### Provided passage
19.  At the next hearing, on 28 June 2000, the defendants' counsel replied to the applicant's claim stating that the same claim had already been decided by the Zabok Municipal Court (Općinski sud u Zaboku).

20.  At the hearing on 10 December 2001 the court exempted the applicant from paying the court fees. It appears that the proceedings are still pending before the Zagreb Municipal Court.

3.  Proceedings against T.T.B. and its owner, T.B.

21.  On 15 October 1993 the applicant, together with two other plaintiffs, filed an action with the Zagreb Municipal Court against T.T.B. and its owner, T.B for re-payment of their loans. The applicant claimed the sum of 6,000 German Marks (DEM).

22.  A preliminary hearing scheduled for 13 January 1994 was adjourned because T.B. did not appear. The documents showed that the address indicated on the notice of the hearing date did not exist.

On 17 January 1994 the plaintiffs submitted T.B.'s correct address.

23.  A hearing scheduled for 8 April 1994 was adjourned because T.B. again did not appear. The documents showed that she had failed to collect the notice of the hearing date.

24.  A hearing scheduled for 10 June 1994 was also adjourned due to T.B.'s absence. The documents showed that she had changed her address.

On 15 June 1994 the plaintiffs submitted T.B.'s new address.

25.  At a hearing on 10 October 1994 the court stayed the proceedings because the plaintiffs failed to appear.

On 19 January 1995 the plaintiffs requested the court to resume the proceedings.

26.  Hearings scheduled for 18 September 1995 and 18 January 1996 were adjourned due to T.B.'s absence. The court requested the Ministry of the Interior to submit T.B.'s address.

27.  A hearing scheduled for 20 May 1996 was adjourned because T.B.'s counsel did not submit a letter of authorisation.

28.  At a hearing on 7 September 2000 the plaintiffs stated that they wished to produce additional evidence.

29.  On 10 January 2001 T.B. filed her reply to the plaintiffs' claim.

30.  At the hearing on 19 January 2001 the court exempted the applicant and one other plaintiff from paying the court fees and the remaining plaintiff did not appear. The court served T.B.'s reply on the plaintiffs and invited them to submit their comments within thirty days.

31.  The next hearing, scheduled for 12 June 2001, was adjourned due to the illness of the presiding judge. It appears that the proceedings are presently pending before the court of first instance.

4.  Proceedings against M.B.B. and its alleged owner, B.B.

32.  On 15 October 1993 the applicant, together with fifteen other plaintiffs, filed an action with the Zagreb Municipal Court against M.B.B. and its owner, B.B for re-payment of their loans. The applicant claimed the sum of 5,000 DEM.

According to the Government, the applicant failed to submit any evidence concerning the relationship between the company M.B.B. and its alleged owner, B. B.

33.  At a hearing on 8 September 2000 a number of plaintiffs and B.B. did not appear. The court severed the proceedings in respect of the plaintiffs who did appear at the hearing, including the applicant, and invited them to specify their claims.

34.  At a hearing on 14 September 2001 the court exempted the applicant from paying the court fees.

35.  The next hearing was held on 18 October 2001. It appears that the proceedings are presently pending before the court of first instance.

5.  Proceedings against A.Š.M. and its owner, A.Š.

### Extracted material
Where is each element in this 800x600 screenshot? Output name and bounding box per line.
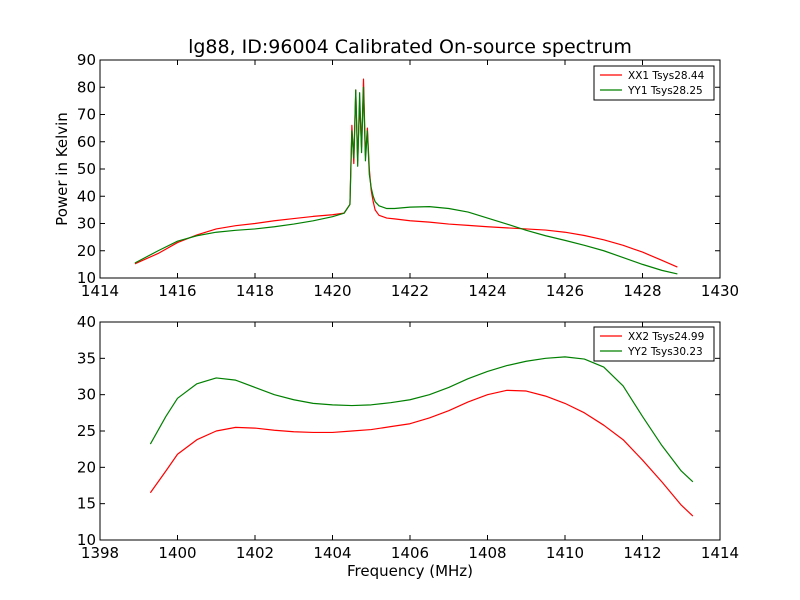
chart-panel-2: 1398 1400 1402 1404 1406 1408 1410 1412 1414 10 15… (77, 313, 739, 580)
y-tick-label: 20 (77, 458, 96, 476)
x-tick-label: 1400 (158, 544, 196, 562)
series-line-2-2 (149, 356, 694, 483)
y-tick-label: 30 (77, 386, 96, 404)
legend-label: XX1 Tsys28.44 (628, 70, 705, 82)
x-tick-label: 1406 (391, 544, 429, 562)
y-tick-label: 90 (77, 51, 96, 69)
x-tick-label: 1418 (236, 282, 274, 300)
y-tick-label: 60 (77, 133, 96, 151)
y-tick-label: 20 (77, 242, 96, 260)
x-tick-label: 1410 (546, 544, 584, 562)
x-tick-label: 1428 (623, 282, 661, 300)
legend-label: YY1 Tsys28.25 (627, 85, 703, 97)
x-tick-label: 1424 (468, 282, 506, 300)
series-line-2-1 (149, 389, 694, 517)
x-tick-label: 1420 (313, 282, 351, 300)
x-tick-label: 1408 (468, 544, 506, 562)
y-tick-label: 40 (77, 187, 96, 205)
y-tick-label: 80 (77, 78, 96, 96)
y-axis-label: Power in Kelvin (53, 112, 71, 226)
series-line-1-2 (134, 86, 678, 275)
x-tick-label: 1426 (546, 282, 584, 300)
x-tick-label: 1416 (158, 282, 196, 300)
y-tick-label: 40 (77, 313, 96, 331)
chart-title: lg88, ID:96004 Calibrated On-source spec… (188, 36, 632, 58)
legend: XX1 Tsys28.44 YY1 Tsys28.25 (593, 65, 715, 101)
legend-label: YY2 Tsys30.23 (627, 346, 703, 358)
x-tick-label: 1422 (391, 282, 429, 300)
chart-panel-1: 1414 1416 1418 1420 1422 1424 1426 1428 1430 10 20… (53, 36, 739, 300)
y-tick-label: 70 (77, 106, 96, 124)
legend-label: XX2 Tsys24.99 (628, 331, 704, 343)
x-tick-label: 1404 (313, 544, 351, 562)
x-tick-label: 1430 (701, 282, 739, 300)
panels: 1414 1416 1418 1420 1422 1424 1426 1428 1430 10 20… (53, 36, 739, 580)
x-axis-label: Frequency (MHz) (347, 562, 473, 580)
x-tick-label: 1402 (236, 544, 274, 562)
y-tick-label: 25 (77, 422, 96, 440)
x-tick-label: 1414 (81, 282, 119, 300)
legend: XX2 Tsys24.99 YY2 Tsys30.23 (593, 326, 715, 362)
x-tick-label: 1414 (701, 544, 739, 562)
y-tick-label: 10 (77, 531, 96, 549)
y-tick-label: 50 (77, 160, 96, 178)
legend-box (593, 326, 715, 362)
legend-box (593, 65, 715, 101)
y-tick-label: 10 (77, 269, 96, 287)
y-tick-label: 15 (77, 495, 96, 513)
x-tick-label: 1398 (81, 544, 119, 562)
y-tick-label: 30 (77, 215, 96, 233)
y-tick-label: 35 (77, 349, 96, 367)
x-tick-label: 1412 (623, 544, 661, 562)
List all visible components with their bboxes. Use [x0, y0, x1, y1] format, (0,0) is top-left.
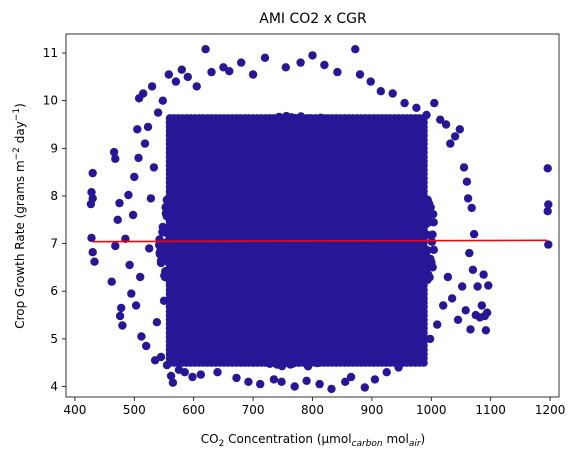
data-point	[158, 222, 167, 232]
data-point	[156, 258, 166, 268]
data-point	[157, 238, 166, 248]
data-point	[425, 273, 434, 282]
data-point	[427, 237, 437, 246]
data-point	[429, 210, 438, 219]
data-point	[429, 245, 438, 254]
points-layer	[86, 45, 553, 394]
data-point	[429, 218, 438, 227]
data-point	[427, 258, 436, 267]
data-point	[428, 230, 437, 239]
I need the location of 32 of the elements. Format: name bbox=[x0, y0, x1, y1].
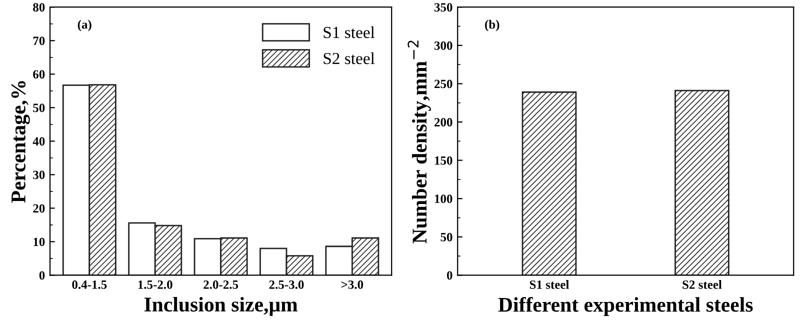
y-tick-label: 10 bbox=[34, 238, 45, 246]
x-tick-label: 1.5-2.0 bbox=[138, 280, 172, 289]
y-tick-label: 50 bbox=[33, 104, 45, 112]
y-axis-title: Percentage,% bbox=[11, 81, 30, 203]
y-tick-label: 0 bbox=[39, 271, 45, 280]
y-tick-label: 100 bbox=[434, 194, 452, 204]
y-tick-label: 70 bbox=[33, 36, 45, 46]
y-tick-label: 350 bbox=[434, 3, 452, 12]
x-tick-label: 0.4-1.5 bbox=[72, 280, 107, 289]
x-tick-label: S2 steel bbox=[682, 280, 722, 289]
y-tick-label: 80 bbox=[33, 3, 45, 12]
y-tick-label: 300 bbox=[434, 41, 452, 50]
y-tick-label: 200 bbox=[434, 118, 452, 126]
annotation: (a) bbox=[78, 20, 92, 32]
y-tick-label: 30 bbox=[33, 170, 45, 180]
x-tick-label: >3.0 bbox=[341, 280, 364, 289]
x-tick-label: S1 steel bbox=[530, 280, 569, 289]
y-tick-label: 20 bbox=[33, 204, 45, 213]
annotation: (b) bbox=[485, 20, 500, 32]
x-tick-label: 2.0-2.5 bbox=[204, 280, 238, 289]
y-axis-title: Number density,mm$^{−2}$ bbox=[408, 40, 431, 244]
legend-label: S2 steel bbox=[324, 52, 375, 64]
y-tick-label: 60 bbox=[33, 70, 45, 79]
legend-label: S1 steel bbox=[324, 26, 375, 38]
x-tick-label: 2.5-3.0 bbox=[269, 280, 304, 289]
y-tick-label: 250 bbox=[434, 80, 452, 88]
x-axis-title: Different experimental steels bbox=[498, 296, 753, 316]
y-tick-label: 50 bbox=[440, 232, 452, 242]
y-tick-label: 40 bbox=[32, 137, 45, 146]
y-tick-label: 0 bbox=[446, 271, 452, 280]
y-tick-label: 150 bbox=[434, 156, 452, 165]
x-axis-title: Inclusion size,μm bbox=[144, 296, 298, 316]
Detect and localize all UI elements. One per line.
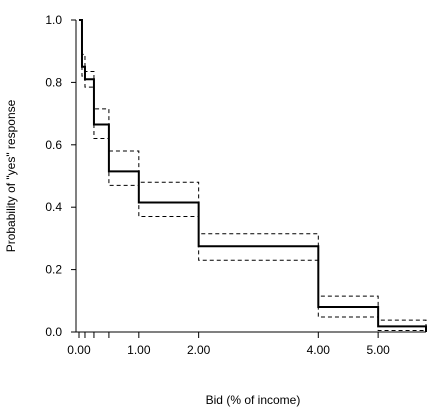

### Task set
1. From the case excerpt above, reproduce word for word the part that opens with the words containing "34.  At a hearing" and closes with "its owner, A.Š.".
2. In the case excerpt, what sum did the applicant claim in the action against M.B.B. and B.B.?

### Solution list
1.
34.  At a hearing on 14 September 2001 the court exempted the applicant from paying the court fees.

35.  The next hearing was held on 18 October 2001. It appears that the proceedings are presently pending before the court of first instance.

5.  Proceedings against A.Š.M. and its owner, A.Š.

2. 5,000 DEM